Dataset excerpt
########################################

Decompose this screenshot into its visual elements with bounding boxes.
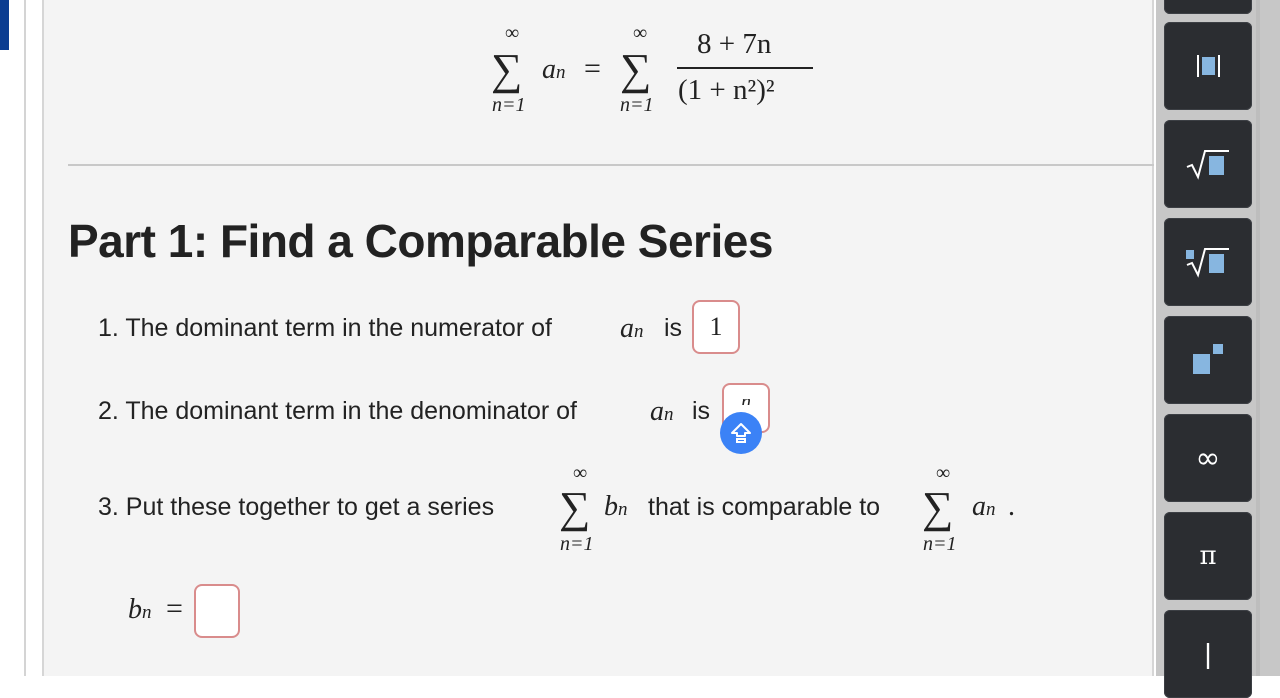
keyboard-toggle-button[interactable] [720,412,762,454]
part1-heading: Part 1: Find a Comparable Series [68,215,773,267]
toolbar-pi-button[interactable]: π [1164,512,1252,600]
bn-answer-field[interactable] [194,584,240,638]
q3-text-before: 3. Put these together to get a series [98,493,495,521]
toolbar-nth-root-button[interactable] [1164,218,1252,306]
sigma-symbol: ∑ [491,45,523,94]
toolbar-power-button[interactable] [1164,316,1252,404]
abs-icon: | [1204,638,1212,669]
q1-text: 1. The dominant term in the numerator of [98,314,552,342]
sum-lower-limit-2: n=1 [620,94,654,116]
toolbar-scrollbar[interactable] [1256,0,1260,676]
q3-sum-lower-2: n=1 [923,533,957,555]
q2-text: 2. The dominant term in the denominator … [98,397,577,425]
left-rail [24,0,26,676]
fraction-denominator: (1 + n²)² [678,74,775,106]
q2-a-n: an [650,396,674,427]
q3-sum-lower-1: n=1 [560,533,594,555]
sum-upper-limit-2: ∞ [633,22,648,44]
sum-upper-limit: ∞ [505,22,520,44]
superscript-icon [1197,55,1220,77]
q3-b-n: bn [604,491,628,522]
nth-root-icon [1186,248,1229,278]
q2-answer-value: n [741,399,751,405]
toolbar-abs-button[interactable]: | [1164,610,1252,698]
q3-period: . [1008,491,1015,522]
bn-equals: = [166,592,183,625]
infinity-icon: ∞ [1195,440,1221,476]
equals-sign: = [584,52,601,85]
sum-lower-limit: n=1 [492,94,526,116]
pi-icon: π [1199,541,1217,571]
q1-a-n: an [620,313,644,344]
q3-sum-upper-2: ∞ [936,462,951,484]
math-toolbar: ∞ π | [1156,0,1280,698]
q1-answer-field[interactable]: 1 [692,300,740,354]
sqrt-icon [1186,150,1229,180]
q3-a-n: an [972,491,996,522]
sigma-symbol-2: ∑ [620,45,652,94]
shift-arrow-icon [731,423,751,443]
power-icon [1193,344,1223,374]
fraction-bar [677,67,813,69]
toolbar-fraction-button[interactable] [1164,0,1252,14]
section-divider [68,164,1154,166]
toolbar-infinity-button[interactable]: ∞ [1164,414,1252,502]
q3-text-middle: that is comparable to [648,493,881,521]
a-n-term: an [542,54,566,85]
bn-label: bn [128,594,152,625]
q2-is: is [692,397,711,425]
left-accent-bar [0,0,9,50]
toolbar-sqrt-button[interactable] [1164,120,1252,208]
q1-is: is [664,314,683,342]
q3-sigma-1: ∑ [559,483,591,532]
q3-sigma-2: ∑ [922,483,954,532]
q3-sum-upper-1: ∞ [573,462,588,484]
toolbar-abs-box-button[interactable] [1164,22,1252,110]
fraction-numerator: 8 + 7n [697,28,772,60]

########################################

• [WORK INSTRUCTIONS] Quote the lines of the listing above, beginning with the line containing "keyboard-toggle-button[interactable] [720,412,762,454]" and continuing through the line containing "toolbar-nth-root-button[interactable] [1164,218,1252,306]", both included.

• [EXPECTED OUTPUT]
keyboard-toggle-button[interactable] [720,412,762,454]
part1-heading: Part 1: Find a Comparable Series [68,215,773,267]
toolbar-pi-button[interactable]: π [1164,512,1252,600]
bn-answer-field[interactable] [194,584,240,638]
q3-text-before: 3. Put these together to get a series [98,493,495,521]
toolbar-nth-root-button[interactable] [1164,218,1252,306]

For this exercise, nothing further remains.